- REQUIRED TASK:
Scan the entries below for the word "JSON". Copy each line that has it.

##########

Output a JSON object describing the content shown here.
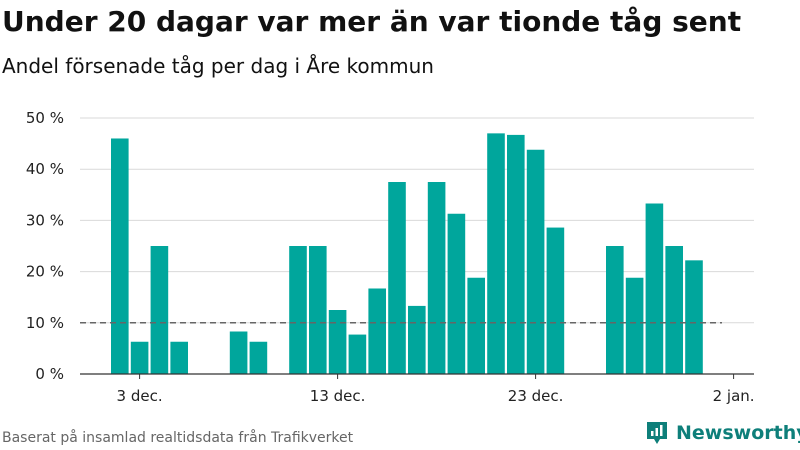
{
  "header": {
    "title": "Under 20 dagar var mer än var tionde tåg sent",
    "subtitle": "Andel försenade tåg per dag i Åre kommun"
  },
  "footer": {
    "source": "Baserat på insamlad realtidsdata från Trafikverket",
    "brand": "Newsworthy",
    "brand_icon": "newsworthy-logo-icon"
  },
  "colors": {
    "bar": "#00a69c",
    "reference_line": "#666666",
    "grid": "#d9d9d9",
    "axis": "#333333",
    "brand": "#0e7f7a"
  },
  "chart_data": {
    "type": "bar",
    "title": "Under 20 dagar var mer än var tionde tåg sent",
    "subtitle": "Andel försenade tåg per dag i Åre kommun",
    "xlabel": "",
    "ylabel": "",
    "categories": [
      "1 dec.",
      "2 dec.",
      "3 dec.",
      "4 dec.",
      "5 dec.",
      "6 dec.",
      "7 dec.",
      "8 dec.",
      "9 dec.",
      "10 dec.",
      "11 dec.",
      "12 dec.",
      "13 dec.",
      "14 dec.",
      "15 dec.",
      "16 dec.",
      "17 dec.",
      "18 dec.",
      "19 dec.",
      "20 dec.",
      "21 dec.",
      "22 dec.",
      "23 dec.",
      "24 dec.",
      "25 dec.",
      "26 dec.",
      "27 dec.",
      "28 dec.",
      "29 dec.",
      "30 dec.",
      "31 dec.",
      "1 jan."
    ],
    "values": [
      null,
      46,
      6.3,
      25,
      6.3,
      null,
      null,
      8.3,
      6.3,
      null,
      25,
      25,
      12.5,
      7.7,
      16.7,
      37.5,
      13.3,
      37.5,
      31.3,
      18.8,
      47,
      46.7,
      43.8,
      28.6,
      null,
      null,
      25,
      18.8,
      33.3,
      25,
      22.2,
      null
    ],
    "ylim": [
      0,
      50
    ],
    "yticks": [
      0,
      10,
      20,
      30,
      40,
      50
    ],
    "ytick_labels": [
      "0 %",
      "10 %",
      "20 %",
      "30 %",
      "40 %",
      "50 %"
    ],
    "xticks": [
      "3 dec.",
      "13 dec.",
      "23 dec.",
      "2 jan."
    ],
    "xtick_positions": [
      2,
      12,
      22,
      32
    ],
    "reference_line": 10,
    "grid": true,
    "legend": "none"
  }
}
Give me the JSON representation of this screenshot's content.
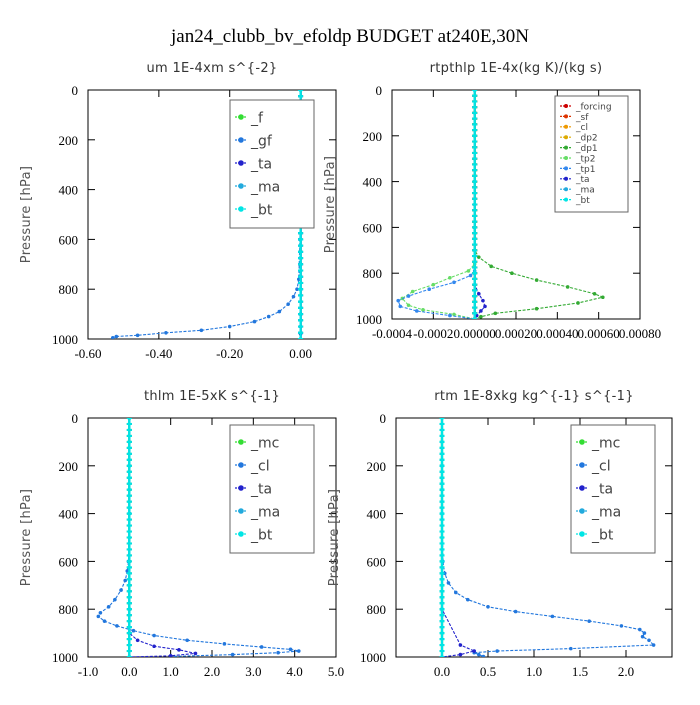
{
  "figure_title": "jan24_clubb_bv_efoldp  BUDGET at240E,30N",
  "chart_data": [
    {
      "type": "line",
      "title": "um   1E-4xm  s^{-2}",
      "ylabel": "Pressure [hPa]",
      "xlim": [
        -0.6,
        0.1
      ],
      "ylim": [
        1000,
        0
      ],
      "xticks": [
        -0.6,
        -0.4,
        -0.2,
        0.0
      ],
      "xtick_labels": [
        "-0.60",
        "-0.40",
        "-0.20",
        "0.00"
      ],
      "yticks": [
        0,
        200,
        400,
        600,
        800,
        1000
      ],
      "ytick_labels": [
        "0",
        "200",
        "400",
        "600",
        "800",
        "1000"
      ],
      "legend": "top-right",
      "legend_entries": [
        "_f",
        "_gf",
        "_ta",
        "_ma",
        "_bt"
      ],
      "series": [
        {
          "name": "_f",
          "color": "#33dd33",
          "x": [
            0,
            0,
            0,
            0,
            0,
            0,
            0,
            0,
            0,
            0,
            0
          ],
          "y": [
            0,
            100,
            200,
            300,
            400,
            500,
            600,
            700,
            800,
            900,
            1000
          ]
        },
        {
          "name": "_gf",
          "color": "#2277dd",
          "x": [
            0,
            0,
            0,
            -0.002,
            -0.005,
            -0.01,
            -0.02,
            -0.035,
            -0.06,
            -0.09,
            -0.13,
            -0.2,
            -0.28,
            -0.38,
            -0.46,
            -0.52,
            -0.53
          ],
          "y": [
            0,
            200,
            400,
            600,
            760,
            800,
            830,
            860,
            890,
            910,
            930,
            950,
            965,
            975,
            985,
            990,
            995
          ]
        },
        {
          "name": "_ta",
          "color": "#2222cc",
          "x": [
            0,
            0,
            0,
            0,
            0,
            0,
            0,
            0,
            0
          ],
          "y": [
            0,
            200,
            400,
            600,
            800,
            900,
            950,
            980,
            1000
          ]
        },
        {
          "name": "_ma",
          "color": "#22aadd",
          "x": [
            0,
            0,
            0,
            0,
            0,
            0
          ],
          "y": [
            0,
            200,
            400,
            600,
            800,
            1000
          ]
        },
        {
          "name": "_bt",
          "color": "#00e5e5",
          "x": [
            0,
            0,
            0,
            0,
            0,
            0
          ],
          "y": [
            0,
            200,
            400,
            600,
            800,
            1000
          ]
        }
      ]
    },
    {
      "type": "line",
      "title": "rtpthlp   1E-4x(kg K)/(kg s)",
      "ylabel": "Pressure [hPa]",
      "xlim": [
        -0.0004,
        0.0008
      ],
      "ylim": [
        1000,
        0
      ],
      "xticks": [
        -0.0004,
        -0.0002,
        0.0,
        0.0002,
        0.0004,
        0.0006,
        0.0008
      ],
      "xtick_labels": [
        "-0.0004",
        "-0.0002",
        "0.00000",
        "0.00020",
        "0.00040",
        "0.00060",
        "0.00080"
      ],
      "yticks": [
        0,
        200,
        400,
        600,
        800,
        1000
      ],
      "ytick_labels": [
        "0",
        "200",
        "400",
        "600",
        "800",
        "1000"
      ],
      "legend": "top-right",
      "legend_entries": [
        "_forcing",
        "_sf",
        "_cl",
        "_dp2",
        "_dp1",
        "_tp2",
        "_tp1",
        "_ta",
        "_ma",
        "_bt"
      ],
      "series": [
        {
          "name": "_forcing",
          "color": "#cc0000",
          "x": [
            0,
            0,
            0,
            0,
            0,
            0,
            0,
            0,
            0,
            0,
            0
          ],
          "y": [
            0,
            100,
            200,
            300,
            400,
            500,
            600,
            700,
            800,
            900,
            1000
          ]
        },
        {
          "name": "_sf",
          "color": "#dd3300",
          "x": [
            0,
            0,
            0,
            0,
            0,
            0
          ],
          "y": [
            0,
            200,
            400,
            600,
            800,
            1000
          ]
        },
        {
          "name": "_cl",
          "color": "#ee9900",
          "x": [
            0,
            0,
            0,
            0,
            0,
            0
          ],
          "y": [
            0,
            200,
            400,
            600,
            800,
            1000
          ]
        },
        {
          "name": "_dp2",
          "color": "#ddaa00",
          "x": [
            0,
            0,
            0,
            0,
            0,
            0
          ],
          "y": [
            0,
            200,
            400,
            600,
            800,
            1000
          ]
        },
        {
          "name": "_dp1",
          "color": "#33aa33",
          "x": [
            0,
            0,
            2e-05,
            8e-05,
            0.00018,
            0.0003,
            0.00045,
            0.00058,
            0.00062,
            0.0005,
            0.0003,
            0.0001,
            3e-05,
            0
          ],
          "y": [
            0,
            700,
            730,
            770,
            800,
            830,
            860,
            890,
            905,
            930,
            955,
            975,
            990,
            1000
          ]
        },
        {
          "name": "_tp2",
          "color": "#66dd66",
          "x": [
            0,
            0,
            -3e-05,
            -0.00012,
            -0.0002,
            -0.0003,
            -0.00035,
            -0.00032,
            -0.00025,
            -0.0001,
            0
          ],
          "y": [
            0,
            760,
            790,
            820,
            850,
            880,
            910,
            940,
            960,
            980,
            1000
          ]
        },
        {
          "name": "_tp1",
          "color": "#3388ee",
          "x": [
            0,
            0,
            -2e-05,
            -0.0001,
            -0.00022,
            -0.00032,
            -0.00037,
            -0.00036,
            -0.00028,
            -0.00012,
            0
          ],
          "y": [
            0,
            790,
            810,
            840,
            870,
            900,
            920,
            945,
            965,
            985,
            1000
          ]
        },
        {
          "name": "_ta",
          "color": "#2222cc",
          "x": [
            0,
            0,
            2e-05,
            4e-05,
            5e-05,
            3e-05,
            1e-05,
            0
          ],
          "y": [
            0,
            850,
            890,
            920,
            945,
            965,
            985,
            1000
          ]
        },
        {
          "name": "_ma",
          "color": "#22aadd",
          "x": [
            0,
            0,
            0,
            0,
            0,
            0
          ],
          "y": [
            0,
            200,
            400,
            600,
            800,
            1000
          ]
        },
        {
          "name": "_bt",
          "color": "#00e5e5",
          "x": [
            0,
            0,
            0,
            0,
            0,
            0
          ],
          "y": [
            0,
            200,
            400,
            600,
            800,
            1000
          ]
        }
      ]
    },
    {
      "type": "line",
      "title": "thlm   1E-5xK  s^{-1}",
      "ylabel": "Pressure [hPa]",
      "xlim": [
        -1.0,
        5.0
      ],
      "ylim": [
        1000,
        0
      ],
      "xticks": [
        -1.0,
        0.0,
        1.0,
        2.0,
        3.0,
        4.0,
        5.0
      ],
      "xtick_labels": [
        "-1.0",
        "0.0",
        "1.0",
        "2.0",
        "3.0",
        "4.0",
        "5.0"
      ],
      "yticks": [
        0,
        200,
        400,
        600,
        800,
        1000
      ],
      "ytick_labels": [
        "0",
        "200",
        "400",
        "600",
        "800",
        "1000"
      ],
      "legend": "top-right",
      "legend_entries": [
        "_mc",
        "_cl",
        "_ta",
        "_ma",
        "_bt"
      ],
      "series": [
        {
          "name": "_mc",
          "color": "#33dd33",
          "x": [
            0,
            0,
            0,
            0,
            0,
            0,
            0,
            0,
            0,
            0,
            0
          ],
          "y": [
            0,
            100,
            200,
            300,
            400,
            500,
            600,
            700,
            800,
            900,
            1000
          ]
        },
        {
          "name": "_cl",
          "color": "#2277dd",
          "x": [
            0,
            0,
            0,
            -0.02,
            -0.05,
            -0.1,
            -0.2,
            -0.35,
            -0.5,
            -0.7,
            -0.75,
            -0.6,
            -0.3,
            0.1,
            0.6,
            1.4,
            2.3,
            3.2,
            3.9,
            4.1,
            3.6,
            2.5,
            1.0
          ],
          "y": [
            0,
            200,
            400,
            600,
            640,
            680,
            720,
            760,
            790,
            815,
            830,
            850,
            870,
            890,
            910,
            930,
            945,
            958,
            968,
            975,
            982,
            990,
            998
          ]
        },
        {
          "name": "_ta",
          "color": "#2222cc",
          "x": [
            0,
            0,
            0,
            0,
            0,
            0,
            0.2,
            0.6,
            1.2,
            1.6,
            1.0,
            0
          ],
          "y": [
            0,
            200,
            400,
            600,
            800,
            900,
            930,
            955,
            970,
            985,
            995,
            1000
          ]
        },
        {
          "name": "_ma",
          "color": "#22aadd",
          "x": [
            0,
            0,
            0,
            0,
            0,
            0
          ],
          "y": [
            0,
            200,
            400,
            600,
            800,
            1000
          ]
        },
        {
          "name": "_bt",
          "color": "#00e5e5",
          "x": [
            0,
            0,
            0,
            0,
            0,
            0
          ],
          "y": [
            0,
            200,
            400,
            600,
            800,
            1000
          ]
        }
      ]
    },
    {
      "type": "line",
      "title": "rtm   1E-8xkg  kg^{-1} s^{-1}",
      "ylabel": "Pressure [hPa]",
      "xlim": [
        -0.5,
        2.5
      ],
      "ylim": [
        1000,
        0
      ],
      "xticks": [
        0.0,
        0.5,
        1.0,
        1.5,
        2.0
      ],
      "xtick_labels": [
        "0.0",
        "0.5",
        "1.0",
        "1.5",
        "2.0"
      ],
      "yticks": [
        0,
        200,
        400,
        600,
        800,
        1000
      ],
      "ytick_labels": [
        "0",
        "200",
        "400",
        "600",
        "800",
        "1000"
      ],
      "legend": "top-right",
      "legend_entries": [
        "_mc",
        "_cl",
        "_ta",
        "_ma",
        "_bt"
      ],
      "series": [
        {
          "name": "_mc",
          "color": "#33dd33",
          "x": [
            0,
            0,
            0,
            0,
            0,
            0,
            0,
            0,
            0,
            0,
            0
          ],
          "y": [
            0,
            100,
            200,
            300,
            400,
            500,
            600,
            700,
            800,
            900,
            1000
          ]
        },
        {
          "name": "_cl",
          "color": "#2277dd",
          "x": [
            0,
            0,
            0,
            0.01,
            0.03,
            0.07,
            0.15,
            0.28,
            0.5,
            0.8,
            1.2,
            1.6,
            1.95,
            2.15,
            2.2,
            2.18,
            2.25,
            2.3,
            1.4,
            0.6,
            0.35,
            0.4,
            0.45
          ],
          "y": [
            0,
            200,
            400,
            600,
            650,
            690,
            730,
            760,
            790,
            810,
            830,
            850,
            870,
            885,
            900,
            915,
            930,
            950,
            965,
            975,
            982,
            990,
            998
          ]
        },
        {
          "name": "_ta",
          "color": "#2222cc",
          "x": [
            0,
            0,
            0,
            0,
            0,
            0.2,
            0.35,
            0.2,
            0
          ],
          "y": [
            0,
            200,
            400,
            600,
            800,
            950,
            975,
            990,
            1000
          ]
        },
        {
          "name": "_ma",
          "color": "#22aadd",
          "x": [
            0,
            0,
            0,
            0,
            0,
            0
          ],
          "y": [
            0,
            200,
            400,
            600,
            800,
            1000
          ]
        },
        {
          "name": "_bt",
          "color": "#00e5e5",
          "x": [
            0,
            0,
            0,
            0,
            0,
            0
          ],
          "y": [
            0,
            200,
            400,
            600,
            800,
            1000
          ]
        }
      ]
    }
  ]
}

##########

- OUTPUT FOR THIS EXERCISE:
Output a JSON object describing the content shown here.
Give me the JSON representation of this screenshot's content.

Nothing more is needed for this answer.